═════ RECORDS TO USE

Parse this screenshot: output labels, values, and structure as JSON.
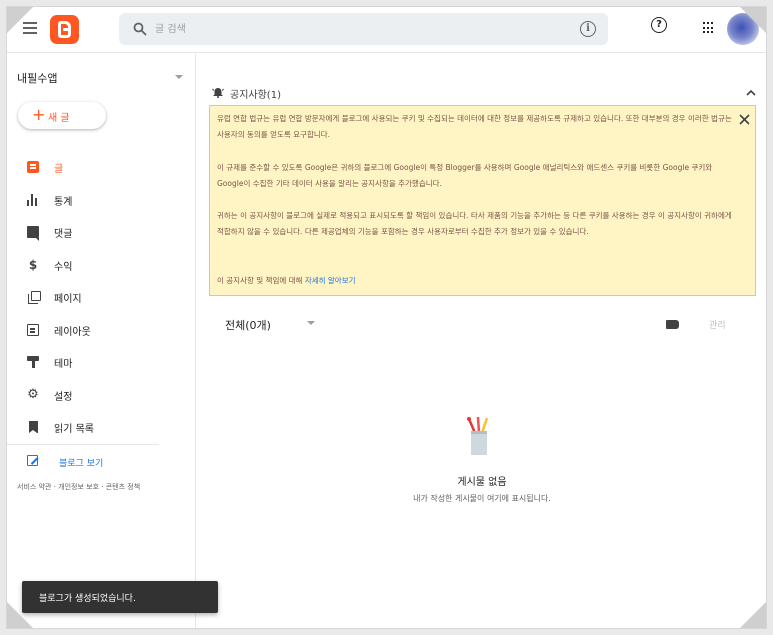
{
  "header": {
    "search_placeholder": "글 검색",
    "help_glyph": "?",
    "info_glyph": "i"
  },
  "sidebar": {
    "blog_name": "내필수앱",
    "new_post_label": "새 글",
    "items": [
      {
        "label": "글",
        "icon": "posts-icon"
      },
      {
        "label": "통계",
        "icon": "stats-icon"
      },
      {
        "label": "댓글",
        "icon": "comments-icon"
      },
      {
        "label": "수익",
        "icon": "earnings-icon"
      },
      {
        "label": "페이지",
        "icon": "pages-icon"
      },
      {
        "label": "레이아웃",
        "icon": "layout-icon"
      },
      {
        "label": "테마",
        "icon": "theme-icon"
      },
      {
        "label": "설정",
        "icon": "settings-icon"
      },
      {
        "label": "읽기 목록",
        "icon": "reading-list-icon"
      }
    ],
    "view_blog_label": "블로그 보기",
    "footer": {
      "terms": "서비스 약관",
      "privacy": "개인정보 보호",
      "content_policy": "콘텐츠 정책",
      "separator": "·"
    }
  },
  "notice": {
    "title": "공지사항(1)",
    "p1": "유럽 연합 법규는 유럽 연합 방문자에게 블로그에 사용되는 쿠키 및 수집되는 데이터에 대한 정보를 제공하도록 규제하고 있습니다. 또한 대부분의 경우 이러한 법규는 사용자의 동의를 얻도록 요구합니다.",
    "p2": "이 규제를 준수할 수 있도록 Google은 귀하의 블로그에 Google이 특정 Blogger를 사용하며 Google 애널리틱스와 애드센스 쿠키를 비롯한 Google 쿠키와 Google이 수집한 기타 데이터 사용을 알리는 공지사항을 추가했습니다.",
    "p3": "귀하는 이 공지사항이 블로그에 실제로 적용되고 표시되도록 할 책임이 있습니다. 타사 제품의 기능을 추가하는 등 다른 쿠키를 사용하는 경우 이 공지사항이 귀하에게 적합하지 않을 수 있습니다. 다른 제공업체의 기능을 포함하는 경우 사용자로부터 수집한 추가 정보가 있을 수 있습니다.",
    "p4_prefix": "이 공지사항 및 책임에 대해 ",
    "p4_link": "자세히 알아보기"
  },
  "posts": {
    "filter_label": "전체(0개)",
    "manage_label": "관리",
    "empty_title": "게시물 없음",
    "empty_subtitle": "내가 작성한 게시물이 여기에 표시됩니다."
  },
  "toast": {
    "message": "블로그가 생성되었습니다."
  },
  "colors": {
    "accent": "#ff5722",
    "link": "#1a73e8",
    "notice_bg": "#fff4c4",
    "notice_border": "#f4c94c",
    "toast_bg": "#323232"
  }
}
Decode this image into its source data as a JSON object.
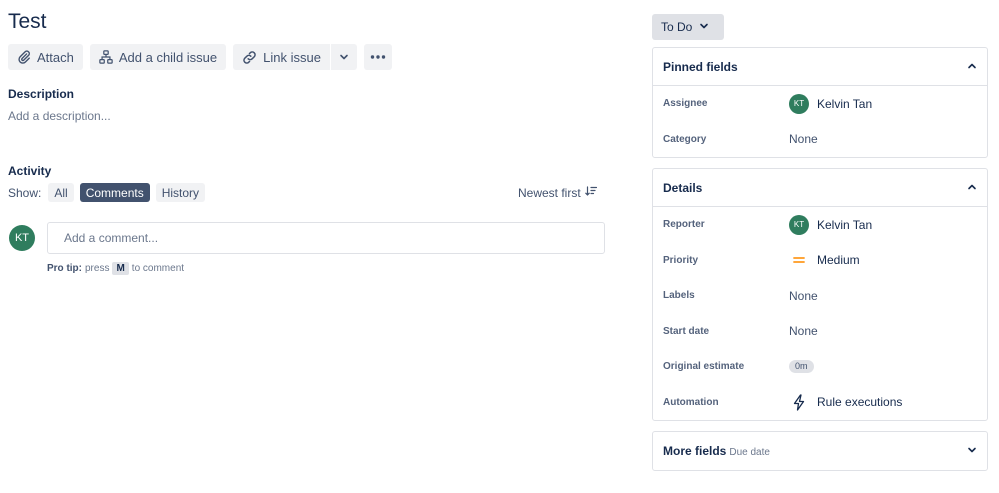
{
  "issue": {
    "title": "Test"
  },
  "toolbar": {
    "attach_label": "Attach",
    "child_issue_label": "Add a child issue",
    "link_issue_label": "Link issue"
  },
  "description": {
    "label": "Description",
    "placeholder": "Add a description..."
  },
  "activity": {
    "label": "Activity",
    "show_label": "Show:",
    "filters": [
      "All",
      "Comments",
      "History"
    ],
    "active_filter": "Comments",
    "sort_label": "Newest first"
  },
  "comment": {
    "avatar_initials": "KT",
    "placeholder": "Add a comment...",
    "protip_label": "Pro tip:",
    "protip_pre": "press",
    "protip_key": "M",
    "protip_post": "to comment"
  },
  "status": {
    "label": "To Do"
  },
  "pinned": {
    "title": "Pinned fields",
    "fields": {
      "assignee_label": "Assignee",
      "assignee_initials": "KT",
      "assignee_value": "Kelvin Tan",
      "category_label": "Category",
      "category_value": "None"
    }
  },
  "details": {
    "title": "Details",
    "reporter_label": "Reporter",
    "reporter_initials": "KT",
    "reporter_value": "Kelvin Tan",
    "priority_label": "Priority",
    "priority_value": "Medium",
    "labels_label": "Labels",
    "labels_value": "None",
    "start_date_label": "Start date",
    "start_date_value": "None",
    "estimate_label": "Original estimate",
    "estimate_value": "0m",
    "automation_label": "Automation",
    "automation_value": "Rule executions"
  },
  "more_fields": {
    "title": "More fields",
    "hint": "Due date"
  },
  "colors": {
    "avatar": "#2f7d5e",
    "priority_medium": "#ff991f",
    "active_chip": "#42526e"
  },
  "icons": {
    "attach": "paperclip-icon",
    "child": "hierarchy-icon",
    "link": "link-icon",
    "more": "ellipsis-icon",
    "sort": "sort-icon",
    "automation": "lightning-icon"
  }
}
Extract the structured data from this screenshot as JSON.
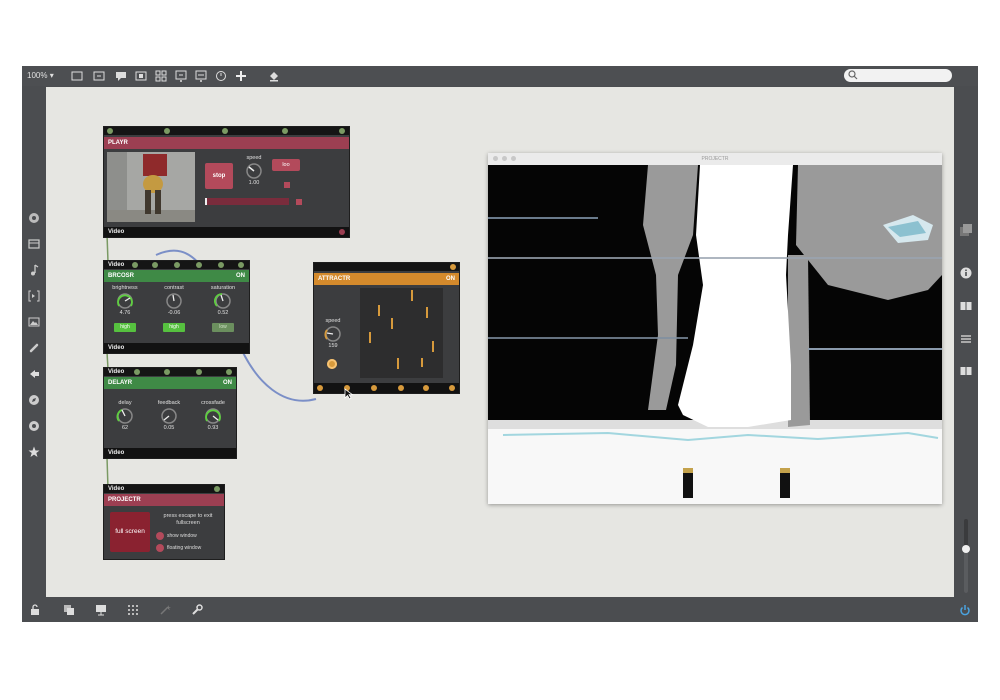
{
  "toolbar": {
    "zoom_label": "100%",
    "icons": [
      "new-patch-icon",
      "save-icon",
      "comment-icon",
      "module-icon",
      "group-icon",
      "import-icon",
      "export-icon",
      "history-icon",
      "add-icon",
      "bucket-icon"
    ],
    "search_placeholder": ""
  },
  "left_sidebar": {
    "icons": [
      "gear-icon",
      "film-icon",
      "music-note-icon",
      "bracket-icon",
      "image-icon",
      "link-icon",
      "arrow-left-icon",
      "compass-icon",
      "circle-icon",
      "star-icon"
    ]
  },
  "right_sidebar": {
    "icons": [
      "library-icon",
      "info-icon",
      "book-icon",
      "list-icon",
      "card-icon"
    ],
    "volume_level": 0.6
  },
  "bottom_bar": {
    "icons": [
      "lock-icon",
      "layers-icon",
      "presentation-icon",
      "grid-icon",
      "magic-icon",
      "wrench-icon"
    ],
    "power_icon": "power-icon"
  },
  "modules": {
    "player": {
      "title": "PLAYR",
      "stop_label": "stop",
      "speed_label": "speed",
      "speed_value": "1.00",
      "loop_label": "loo",
      "progress": 0.02,
      "footer": "Video"
    },
    "brightness_module": {
      "top_label": "Video",
      "title": "BRCOSR",
      "on_label": "ON",
      "knobs": [
        {
          "label": "brightness",
          "value": "4.76"
        },
        {
          "label": "contrast",
          "value": "-0.06"
        },
        {
          "label": "saturation",
          "value": "0.52"
        }
      ],
      "buttons": [
        "high",
        "high",
        "low"
      ],
      "footer": "Video"
    },
    "delay_module": {
      "top_label": "Video",
      "title": "DELAYR",
      "on_label": "ON",
      "knobs": [
        {
          "label": "delay",
          "value": "62"
        },
        {
          "label": "feedback",
          "value": "0.05"
        },
        {
          "label": "crossfade",
          "value": "0.93"
        }
      ],
      "footer": "Video"
    },
    "attractor": {
      "title": "ATTRACTR",
      "on_label": "ON",
      "speed_label": "speed",
      "speed_value": "159"
    },
    "projector": {
      "top_label": "Video",
      "title": "PROJECTR",
      "fullscreen_label": "full screen",
      "escape_text": "press escape to exit fullscreen",
      "options": [
        "show window",
        "floating window"
      ]
    }
  },
  "output_window": {
    "title": "PROJECTR"
  },
  "colors": {
    "accent_red": "#b34a5b",
    "accent_green": "#56c13f",
    "accent_orange": "#d79a3c",
    "cable_blue": "#7b8fc7",
    "canvas": "#e6e6e2"
  }
}
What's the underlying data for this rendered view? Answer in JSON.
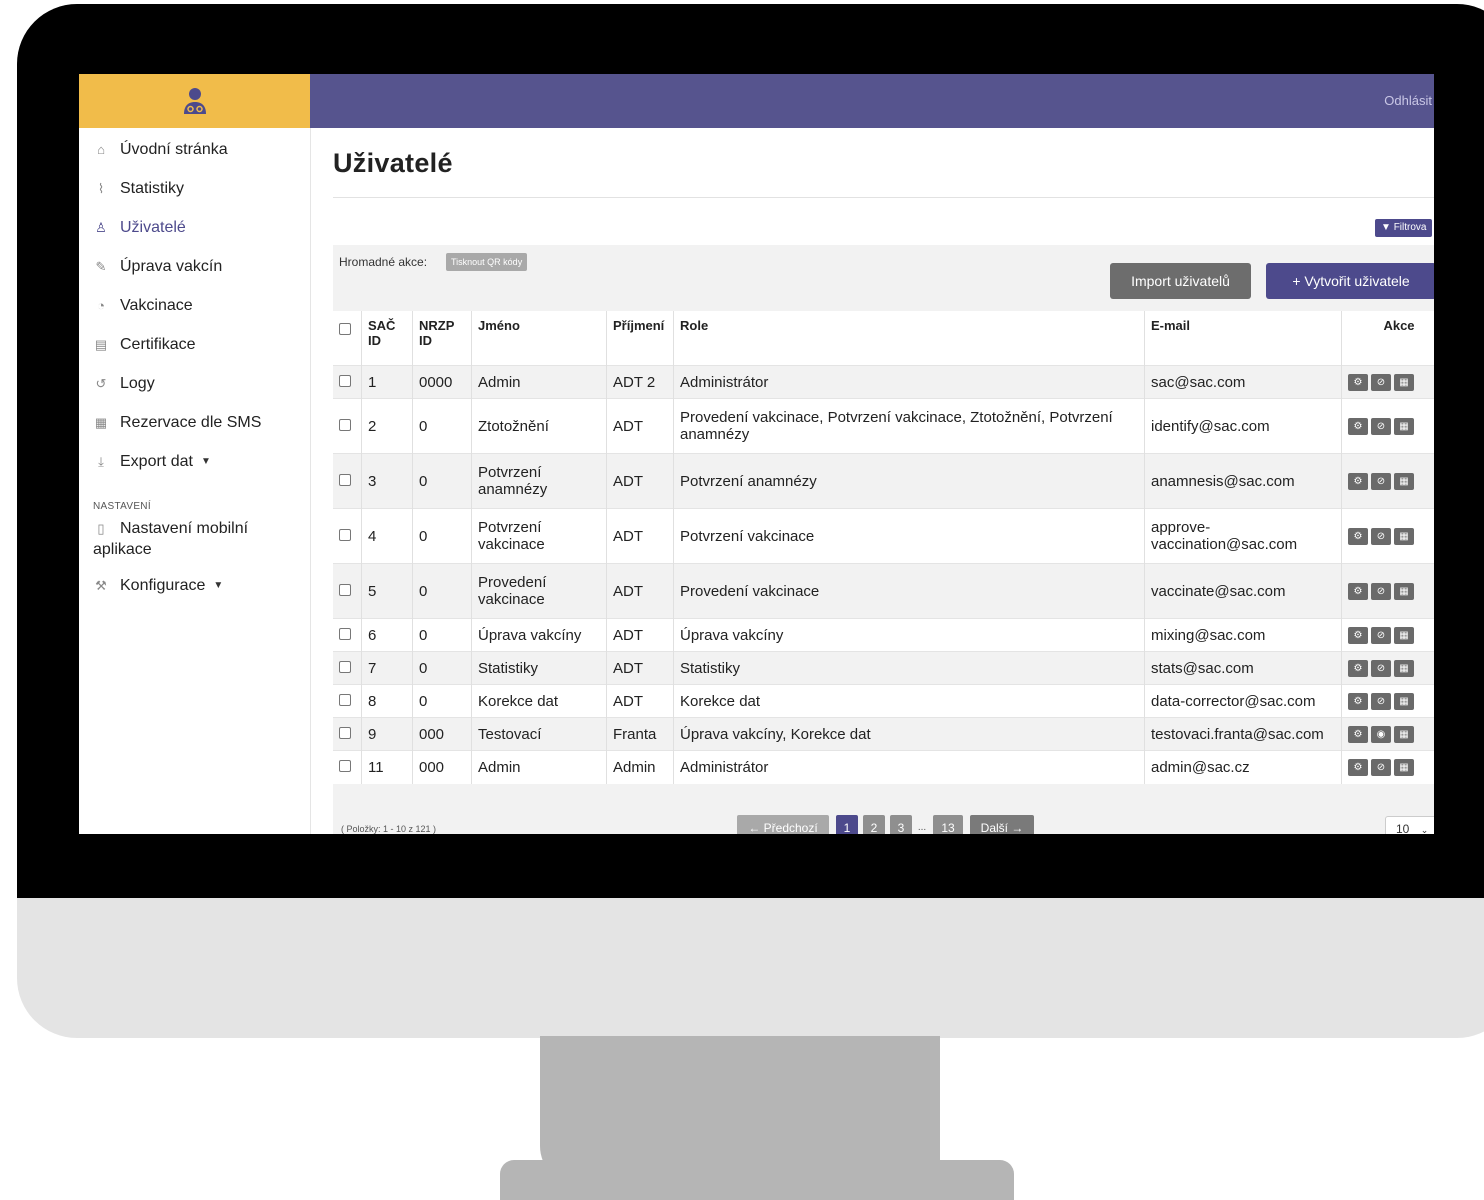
{
  "topbar": {
    "logout_label": "Odhlásit"
  },
  "sidebar": {
    "items": [
      {
        "label": "Úvodní stránka",
        "icon": "home-icon",
        "glyph": "⌂"
      },
      {
        "label": "Statistiky",
        "icon": "chart-icon",
        "glyph": "⌇"
      },
      {
        "label": "Uživatelé",
        "icon": "users-icon",
        "glyph": "♙"
      },
      {
        "label": "Úprava vakcín",
        "icon": "pen-icon",
        "glyph": "✎"
      },
      {
        "label": "Vakcinace",
        "icon": "user-circle-icon",
        "glyph": "◔"
      },
      {
        "label": "Certifikace",
        "icon": "certificate-icon",
        "glyph": "▤"
      },
      {
        "label": "Logy",
        "icon": "history-icon",
        "glyph": "↺"
      },
      {
        "label": "Rezervace dle SMS",
        "icon": "calendar-icon",
        "glyph": "▦"
      },
      {
        "label": "Export dat",
        "icon": "download-icon",
        "glyph": "⤓"
      }
    ],
    "section_label": "NASTAVENÍ",
    "settings_items": [
      {
        "label_line1": "Nastavení mobilní",
        "label_line2": "aplikace",
        "icon": "mobile-icon",
        "glyph": "▯"
      },
      {
        "label": "Konfigurace",
        "icon": "wrench-icon",
        "glyph": "⚒"
      }
    ]
  },
  "main": {
    "title": "Uživatelé",
    "filter_label": "Filtrova",
    "bulk_label": "Hromadné akce:",
    "print_qr_label": "Tisknout QR kódy",
    "import_label": "Import uživatelů",
    "create_label": "+ Vytvořit uživatele"
  },
  "table": {
    "headers": {
      "sac_id_1": "SAČ",
      "sac_id_2": "ID",
      "nrzp_id_1": "NRZP",
      "nrzp_id_2": "ID",
      "name": "Jméno",
      "surname": "Příjmení",
      "role": "Role",
      "email": "E-mail",
      "actions": "Akce"
    },
    "rows": [
      {
        "sac": "1",
        "nrzp": "0000",
        "name": "Admin",
        "surname": "ADT 2",
        "role": "Administrátor",
        "email": "sac@sac.com"
      },
      {
        "sac": "2",
        "nrzp": "0",
        "name": "Ztotožnění",
        "surname": "ADT",
        "role": "Provedení vakcinace, Potvrzení vakcinace, Ztotožnění, Potvrzení anamnézy",
        "email": "identify@sac.com"
      },
      {
        "sac": "3",
        "nrzp": "0",
        "name": "Potvrzení anamnézy",
        "surname": "ADT",
        "role": "Potvrzení anamnézy",
        "email": "anamnesis@sac.com"
      },
      {
        "sac": "4",
        "nrzp": "0",
        "name": "Potvrzení vakcinace",
        "surname": "ADT",
        "role": "Potvrzení vakcinace",
        "email": "approve-vaccination@sac.com"
      },
      {
        "sac": "5",
        "nrzp": "0",
        "name": "Provedení vakcinace",
        "surname": "ADT",
        "role": "Provedení vakcinace",
        "email": "vaccinate@sac.com"
      },
      {
        "sac": "6",
        "nrzp": "0",
        "name": "Úprava vakcíny",
        "surname": "ADT",
        "role": "Úprava vakcíny",
        "email": "mixing@sac.com"
      },
      {
        "sac": "7",
        "nrzp": "0",
        "name": "Statistiky",
        "surname": "ADT",
        "role": "Statistiky",
        "email": "stats@sac.com"
      },
      {
        "sac": "8",
        "nrzp": "0",
        "name": "Korekce dat",
        "surname": "ADT",
        "role": "Korekce dat",
        "email": "data-corrector@sac.com"
      },
      {
        "sac": "9",
        "nrzp": "000",
        "name": "Testovací",
        "surname": "Franta",
        "role": "Úprava vakcíny, Korekce dat",
        "email": "testovaci.franta@sac.com"
      },
      {
        "sac": "11",
        "nrzp": "000",
        "name": "Admin",
        "surname": "Admin",
        "role": "Administrátor",
        "email": "admin@sac.cz"
      }
    ]
  },
  "pagination": {
    "info": "( Položky: 1 - 10 z 121 )",
    "prev": "← Předchozí",
    "pages": [
      "1",
      "2",
      "3"
    ],
    "dots": "...",
    "last": "13",
    "next": "Další →",
    "per_page": "10"
  }
}
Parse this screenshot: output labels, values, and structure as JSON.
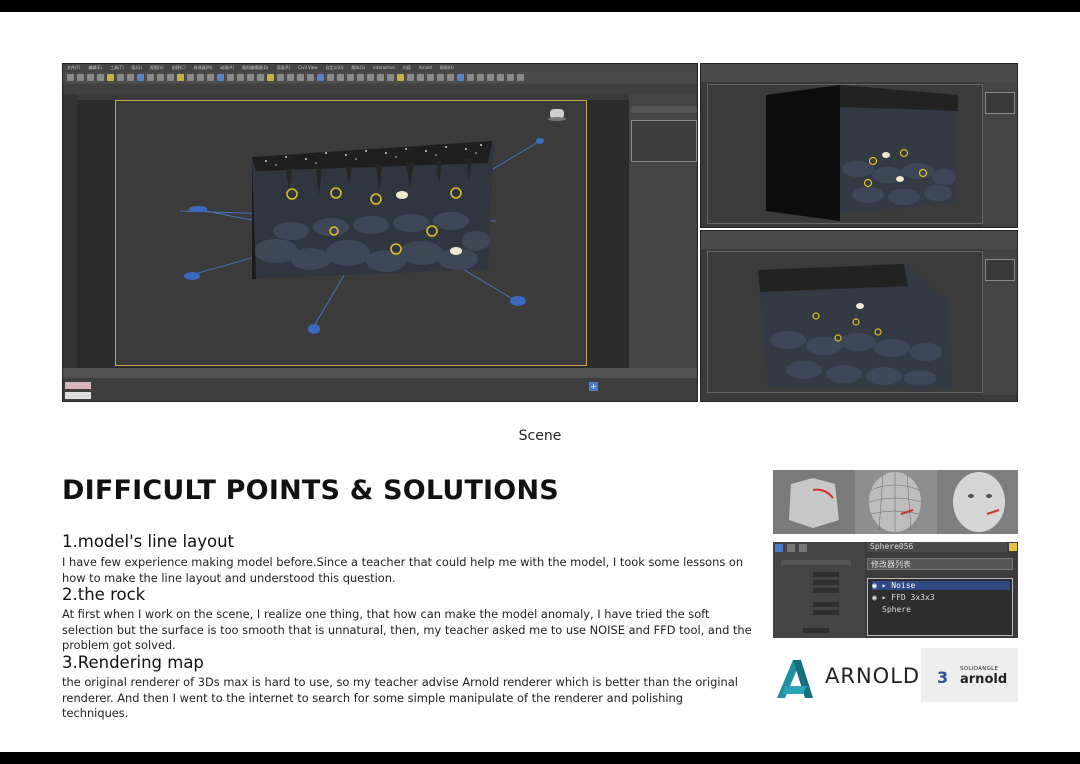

══════════

GIVEN EXERCISE:
Within the listing, how many lines hold the word "Provedení"? Only the number is to be given.

TASK RESPONSE:
3